Dataset items

Content starts

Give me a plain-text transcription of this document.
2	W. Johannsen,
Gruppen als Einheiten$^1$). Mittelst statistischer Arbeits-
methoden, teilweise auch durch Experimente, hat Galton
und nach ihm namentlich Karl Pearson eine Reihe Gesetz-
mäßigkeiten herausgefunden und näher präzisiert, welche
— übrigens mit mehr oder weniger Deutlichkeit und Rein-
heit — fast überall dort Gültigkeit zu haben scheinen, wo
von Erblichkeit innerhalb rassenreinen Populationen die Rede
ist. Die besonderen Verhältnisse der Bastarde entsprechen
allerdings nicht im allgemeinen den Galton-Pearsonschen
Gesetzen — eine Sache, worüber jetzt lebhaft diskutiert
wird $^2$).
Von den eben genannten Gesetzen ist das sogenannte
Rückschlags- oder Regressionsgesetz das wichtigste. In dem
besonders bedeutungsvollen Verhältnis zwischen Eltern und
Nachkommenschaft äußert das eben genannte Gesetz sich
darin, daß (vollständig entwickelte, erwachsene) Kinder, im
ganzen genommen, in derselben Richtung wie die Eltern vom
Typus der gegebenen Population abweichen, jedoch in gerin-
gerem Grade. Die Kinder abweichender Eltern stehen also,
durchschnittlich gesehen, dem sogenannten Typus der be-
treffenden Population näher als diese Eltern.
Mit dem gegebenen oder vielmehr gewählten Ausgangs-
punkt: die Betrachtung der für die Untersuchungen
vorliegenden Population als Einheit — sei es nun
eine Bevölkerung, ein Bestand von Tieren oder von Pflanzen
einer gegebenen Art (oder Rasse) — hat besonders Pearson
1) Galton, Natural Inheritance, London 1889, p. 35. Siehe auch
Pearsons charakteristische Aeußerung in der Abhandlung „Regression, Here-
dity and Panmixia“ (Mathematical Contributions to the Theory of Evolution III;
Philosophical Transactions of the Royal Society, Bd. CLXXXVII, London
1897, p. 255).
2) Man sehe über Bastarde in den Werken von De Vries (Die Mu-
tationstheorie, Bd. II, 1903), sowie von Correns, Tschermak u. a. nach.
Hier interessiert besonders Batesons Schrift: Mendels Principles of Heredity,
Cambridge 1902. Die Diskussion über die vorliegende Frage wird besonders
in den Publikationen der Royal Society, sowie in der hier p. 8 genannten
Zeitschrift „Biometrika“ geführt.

Content ends

» **INSTRUCTIONS TO FOLLOW**
Restate every record verbatim.

» **REPLY TO THE TASK**
Give me a plain-text transcription of this document.
2	W. Johannsen,
Gruppen als Einheiten$^1$). Mittelst statistischer Arbeits-
methoden, teilweise auch durch Experimente, hat Galton
und nach ihm namentlich Karl Pearson eine Reihe Gesetz-
mäßigkeiten herausgefunden und näher präzisiert, welche
— übrigens mit mehr oder weniger Deutlichkeit und Rein-
heit — fast überall dort Gültigkeit zu haben scheinen, wo
von Erblichkeit innerhalb rassenreinen Populationen die Rede
ist. Die besonderen Verhältnisse der Bastarde entsprechen
allerdings nicht im allgemeinen den Galton-Pearsonschen
Gesetzen — eine Sache, worüber jetzt lebhaft diskutiert
wird $^2$).
Von den eben genannten Gesetzen ist das sogenannte
Rückschlags- oder Regressionsgesetz das wichtigste. In dem
besonders bedeutungsvollen Verhältnis zwischen Eltern und
Nachkommenschaft äußert das eben genannte Gesetz sich
darin, daß (vollständig entwickelte, erwachsene) Kinder, im
ganzen genommen, in derselben Richtung wie die Eltern vom
Typus der gegebenen Population abweichen, jedoch in gerin-
gerem Grade. Die Kinder abweichender Eltern stehen also,
durchschnittlich gesehen, dem sogenannten Typus der be-
treffenden Population näher als diese Eltern.
Mit dem gegebenen oder vielmehr gewählten Ausgangs-
punkt: die Betrachtung der für die Untersuchungen
vorliegenden Population als Einheit — sei es nun
eine Bevölkerung, ein Bestand von Tieren oder von Pflanzen
einer gegebenen Art (oder Rasse) — hat besonders Pearson
1) Galton, Natural Inheritance, London 1889, p. 35. Siehe auch
Pearsons charakteristische Aeußerung in der Abhandlung „Regression, Here-
dity and Panmixia“ (Mathematical Contributions to the Theory of Evolution III;
Philosophical Transactions of the Royal Society, Bd. CLXXXVII, London
1897, p. 255).
2) Man sehe über Bastarde in den Werken von De Vries (Die Mu-
tationstheorie, Bd. II, 1903), sowie von Correns, Tschermak u. a. nach.
Hier interessiert besonders Batesons Schrift: Mendels Principles of Heredity,
Cambridge 1902. Die Diskussion über die vorliegende Frage wird besonders
in den Publikationen der Royal Society, sowie in der hier p. 8 genannten
Zeitschrift „Biometrika“ geführt.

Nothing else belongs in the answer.